---------- Material ----------

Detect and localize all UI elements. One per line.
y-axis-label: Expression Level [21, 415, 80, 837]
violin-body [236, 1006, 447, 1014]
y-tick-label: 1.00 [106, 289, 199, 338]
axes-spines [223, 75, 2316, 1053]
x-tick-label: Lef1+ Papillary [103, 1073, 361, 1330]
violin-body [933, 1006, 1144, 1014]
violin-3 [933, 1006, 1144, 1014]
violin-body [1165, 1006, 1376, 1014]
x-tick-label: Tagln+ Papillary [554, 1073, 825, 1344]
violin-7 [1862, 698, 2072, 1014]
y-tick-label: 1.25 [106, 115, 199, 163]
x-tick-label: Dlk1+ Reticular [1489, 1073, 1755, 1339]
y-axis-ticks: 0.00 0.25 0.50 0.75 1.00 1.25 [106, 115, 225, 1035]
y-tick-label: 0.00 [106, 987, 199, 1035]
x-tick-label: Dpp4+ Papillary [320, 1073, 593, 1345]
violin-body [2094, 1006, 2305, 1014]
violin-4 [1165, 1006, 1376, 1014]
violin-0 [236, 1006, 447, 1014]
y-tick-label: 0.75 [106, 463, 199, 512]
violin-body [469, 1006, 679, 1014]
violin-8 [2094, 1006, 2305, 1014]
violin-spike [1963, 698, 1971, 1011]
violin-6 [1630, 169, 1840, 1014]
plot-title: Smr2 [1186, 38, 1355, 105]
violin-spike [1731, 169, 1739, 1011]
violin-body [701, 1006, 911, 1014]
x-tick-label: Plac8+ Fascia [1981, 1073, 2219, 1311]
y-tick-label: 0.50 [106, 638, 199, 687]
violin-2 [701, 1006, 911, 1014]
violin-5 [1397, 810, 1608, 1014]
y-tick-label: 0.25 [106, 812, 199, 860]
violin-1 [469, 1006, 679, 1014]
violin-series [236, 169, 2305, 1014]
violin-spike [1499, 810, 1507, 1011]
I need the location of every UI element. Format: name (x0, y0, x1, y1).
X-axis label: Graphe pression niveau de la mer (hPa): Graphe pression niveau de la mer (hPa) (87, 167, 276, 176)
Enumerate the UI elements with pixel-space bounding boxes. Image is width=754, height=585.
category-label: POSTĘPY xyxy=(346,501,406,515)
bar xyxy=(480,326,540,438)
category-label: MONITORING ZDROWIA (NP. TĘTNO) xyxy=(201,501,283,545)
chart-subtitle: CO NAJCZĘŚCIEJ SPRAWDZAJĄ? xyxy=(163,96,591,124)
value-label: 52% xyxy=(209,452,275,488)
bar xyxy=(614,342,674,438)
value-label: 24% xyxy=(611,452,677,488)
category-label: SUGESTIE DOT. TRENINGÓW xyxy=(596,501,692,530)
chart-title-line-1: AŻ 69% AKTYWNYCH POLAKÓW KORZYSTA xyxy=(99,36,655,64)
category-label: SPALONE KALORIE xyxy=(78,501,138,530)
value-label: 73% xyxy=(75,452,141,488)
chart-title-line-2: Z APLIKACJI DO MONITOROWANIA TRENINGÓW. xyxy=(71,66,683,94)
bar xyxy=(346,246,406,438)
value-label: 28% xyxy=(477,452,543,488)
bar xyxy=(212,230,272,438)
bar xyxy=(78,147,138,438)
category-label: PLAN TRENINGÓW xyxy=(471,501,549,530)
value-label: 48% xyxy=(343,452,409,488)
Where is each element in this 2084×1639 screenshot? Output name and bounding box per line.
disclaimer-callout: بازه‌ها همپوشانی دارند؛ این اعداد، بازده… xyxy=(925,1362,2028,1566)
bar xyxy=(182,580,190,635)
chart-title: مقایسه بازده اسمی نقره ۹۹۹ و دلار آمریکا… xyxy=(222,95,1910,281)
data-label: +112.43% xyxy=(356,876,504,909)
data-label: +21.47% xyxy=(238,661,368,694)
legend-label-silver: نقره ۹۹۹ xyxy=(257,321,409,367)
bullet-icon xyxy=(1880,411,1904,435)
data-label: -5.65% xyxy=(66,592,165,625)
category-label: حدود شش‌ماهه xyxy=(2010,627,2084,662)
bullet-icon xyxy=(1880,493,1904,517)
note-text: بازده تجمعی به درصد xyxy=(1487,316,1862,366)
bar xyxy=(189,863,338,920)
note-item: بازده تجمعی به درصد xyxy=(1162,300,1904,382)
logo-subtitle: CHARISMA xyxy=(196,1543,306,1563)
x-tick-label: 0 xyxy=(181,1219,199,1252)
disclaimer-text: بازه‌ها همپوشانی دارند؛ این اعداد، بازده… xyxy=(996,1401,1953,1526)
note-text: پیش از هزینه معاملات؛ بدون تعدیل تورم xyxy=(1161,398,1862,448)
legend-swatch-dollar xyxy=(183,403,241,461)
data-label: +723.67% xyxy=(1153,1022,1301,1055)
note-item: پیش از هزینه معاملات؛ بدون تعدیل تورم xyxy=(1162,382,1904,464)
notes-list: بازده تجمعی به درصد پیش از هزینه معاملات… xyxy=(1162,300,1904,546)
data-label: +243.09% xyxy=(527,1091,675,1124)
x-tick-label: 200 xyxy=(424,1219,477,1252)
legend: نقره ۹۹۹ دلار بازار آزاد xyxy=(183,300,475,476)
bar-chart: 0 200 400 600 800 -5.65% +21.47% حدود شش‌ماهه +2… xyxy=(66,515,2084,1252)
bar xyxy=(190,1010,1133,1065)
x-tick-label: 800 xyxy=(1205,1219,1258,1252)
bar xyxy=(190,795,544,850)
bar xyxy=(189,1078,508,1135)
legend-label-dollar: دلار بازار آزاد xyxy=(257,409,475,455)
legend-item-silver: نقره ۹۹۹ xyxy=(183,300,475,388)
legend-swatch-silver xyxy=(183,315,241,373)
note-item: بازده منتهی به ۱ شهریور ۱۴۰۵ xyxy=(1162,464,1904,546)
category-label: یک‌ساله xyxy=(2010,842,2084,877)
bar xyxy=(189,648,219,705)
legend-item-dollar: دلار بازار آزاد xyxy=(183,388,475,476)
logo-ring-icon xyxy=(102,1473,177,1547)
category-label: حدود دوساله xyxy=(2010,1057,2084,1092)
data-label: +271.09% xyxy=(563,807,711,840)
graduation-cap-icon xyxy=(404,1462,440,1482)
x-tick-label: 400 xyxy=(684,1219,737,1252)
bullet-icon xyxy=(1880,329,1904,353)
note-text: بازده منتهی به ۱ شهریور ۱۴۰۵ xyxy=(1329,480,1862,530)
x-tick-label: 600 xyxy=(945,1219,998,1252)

----------

• [The problem]: Reproduce the listing in full, replacing each occurrence of "violin-body" with "violin-shape" and leaving everything else unchanged.

• [Written solution]:
Detect and localize all UI elements. One per line.
y-axis-label: Expression Level [21, 415, 80, 837]
violin-shape [236, 1006, 447, 1014]
y-tick-label: 1.00 [106, 289, 199, 338]
axes-spines [223, 75, 2316, 1053]
x-tick-label: Lef1+ Papillary [103, 1073, 361, 1330]
violin-shape [933, 1006, 1144, 1014]
violin-3 [933, 1006, 1144, 1014]
violin-shape [1165, 1006, 1376, 1014]
x-tick-label: Tagln+ Papillary [554, 1073, 825, 1344]
violin-7 [1862, 698, 2072, 1014]
y-tick-label: 1.25 [106, 115, 199, 163]
x-tick-label: Dlk1+ Reticular [1489, 1073, 1755, 1339]
y-axis-ticks: 0.00 0.25 0.50 0.75 1.00 1.25 [106, 115, 225, 1035]
y-tick-label: 0.00 [106, 987, 199, 1035]
x-tick-label: Dpp4+ Papillary [320, 1073, 593, 1345]
violin-shape [2094, 1006, 2305, 1014]
violin-4 [1165, 1006, 1376, 1014]
violin-0 [236, 1006, 447, 1014]
y-tick-label: 0.75 [106, 463, 199, 512]
violin-shape [469, 1006, 679, 1014]
violin-8 [2094, 1006, 2305, 1014]
violin-spike [1963, 698, 1971, 1011]
violin-6 [1630, 169, 1840, 1014]
plot-title: Smr2 [1186, 38, 1355, 105]
violin-spike [1731, 169, 1739, 1011]
violin-shape [701, 1006, 911, 1014]
x-tick-label: Plac8+ Fascia [1981, 1073, 2219, 1311]
y-tick-label: 0.50 [106, 638, 199, 687]
violin-2 [701, 1006, 911, 1014]
violin-5 [1397, 810, 1608, 1014]
y-tick-label: 0.25 [106, 812, 199, 860]
violin-1 [469, 1006, 679, 1014]
violin-series [236, 169, 2305, 1014]
violin-spike [1499, 810, 1507, 1011]
I need the location of every UI element. Format: name (x0, y0, x1, y1).
X-axis label: Graphe pression niveau de la mer (hPa): Graphe pression niveau de la mer (hPa) (87, 167, 276, 176)
Enumerate the UI elements with pixel-space bounding boxes. Image is width=754, height=585.
category-label: POSTĘPY xyxy=(346,501,406,515)
bar xyxy=(480,326,540,438)
category-label: MONITORING ZDROWIA (NP. TĘTNO) xyxy=(201,501,283,545)
chart-subtitle: CO NAJCZĘŚCIEJ SPRAWDZAJĄ? xyxy=(163,96,591,124)
value-label: 52% xyxy=(209,452,275,488)
bar xyxy=(614,342,674,438)
value-label: 24% xyxy=(611,452,677,488)
category-label: SUGESTIE DOT. TRENINGÓW xyxy=(596,501,692,530)
chart-title-line-1: AŻ 69% AKTYWNYCH POLAKÓW KORZYSTA xyxy=(99,36,655,64)
category-label: SPALONE KALORIE xyxy=(78,501,138,530)
value-label: 73% xyxy=(75,452,141,488)
chart-title-line-2: Z APLIKACJI DO MONITOROWANIA TRENINGÓW. xyxy=(71,66,683,94)
bar xyxy=(346,246,406,438)
value-label: 28% xyxy=(477,452,543,488)
bar xyxy=(212,230,272,438)
bar xyxy=(78,147,138,438)
category-label: PLAN TRENINGÓW xyxy=(471,501,549,530)
value-label: 48% xyxy=(343,452,409,488)
Where is each element in this 2084×1639 screenshot? Output name and bounding box per line.
disclaimer-callout: بازه‌ها همپوشانی دارند؛ این اعداد، بازده… xyxy=(925,1362,2028,1566)
bar xyxy=(182,580,190,635)
chart-title: مقایسه بازده اسمی نقره ۹۹۹ و دلار آمریکا… xyxy=(222,95,1910,281)
data-label: +112.43% xyxy=(356,876,504,909)
data-label: +21.47% xyxy=(238,661,368,694)
legend-label-silver: نقره ۹۹۹ xyxy=(257,321,409,367)
bullet-icon xyxy=(1880,411,1904,435)
data-label: -5.65% xyxy=(66,592,165,625)
category-label: حدود شش‌ماهه xyxy=(2010,627,2084,662)
bullet-icon xyxy=(1880,493,1904,517)
note-text: بازده تجمعی به درصد xyxy=(1487,316,1862,366)
bar xyxy=(189,863,338,920)
note-item: بازده تجمعی به درصد xyxy=(1162,300,1904,382)
logo-subtitle: CHARISMA xyxy=(196,1543,306,1563)
x-tick-label: 0 xyxy=(181,1219,199,1252)
disclaimer-text: بازه‌ها همپوشانی دارند؛ این اعداد، بازده… xyxy=(996,1401,1953,1526)
note-text: پیش از هزینه معاملات؛ بدون تعدیل تورم xyxy=(1161,398,1862,448)
legend-swatch-dollar xyxy=(183,403,241,461)
data-label: +723.67% xyxy=(1153,1022,1301,1055)
note-item: پیش از هزینه معاملات؛ بدون تعدیل تورم xyxy=(1162,382,1904,464)
notes-list: بازده تجمعی به درصد پیش از هزینه معاملات… xyxy=(1162,300,1904,546)
data-label: +243.09% xyxy=(527,1091,675,1124)
x-tick-label: 200 xyxy=(424,1219,477,1252)
legend: نقره ۹۹۹ دلار بازار آزاد xyxy=(183,300,475,476)
bar-chart: 0 200 400 600 800 -5.65% +21.47% حدود شش‌ماهه +2… xyxy=(66,515,2084,1252)
bar xyxy=(190,1010,1133,1065)
x-tick-label: 800 xyxy=(1205,1219,1258,1252)
bar xyxy=(190,795,544,850)
bar xyxy=(189,1078,508,1135)
legend-label-dollar: دلار بازار آزاد xyxy=(257,409,475,455)
legend-item-silver: نقره ۹۹۹ xyxy=(183,300,475,388)
legend-swatch-silver xyxy=(183,315,241,373)
note-item: بازده منتهی به ۱ شهریور ۱۴۰۵ xyxy=(1162,464,1904,546)
category-label: یک‌ساله xyxy=(2010,842,2084,877)
bar xyxy=(189,648,219,705)
legend-item-dollar: دلار بازار آزاد xyxy=(183,388,475,476)
logo-ring-icon xyxy=(102,1473,177,1547)
category-label: حدود دوساله xyxy=(2010,1057,2084,1092)
data-label: +271.09% xyxy=(563,807,711,840)
graduation-cap-icon xyxy=(404,1462,440,1482)
x-tick-label: 400 xyxy=(684,1219,737,1252)
bullet-icon xyxy=(1880,329,1904,353)
note-text: بازده منتهی به ۱ شهریور ۱۴۰۵ xyxy=(1329,480,1862,530)
x-tick-label: 600 xyxy=(945,1219,998,1252)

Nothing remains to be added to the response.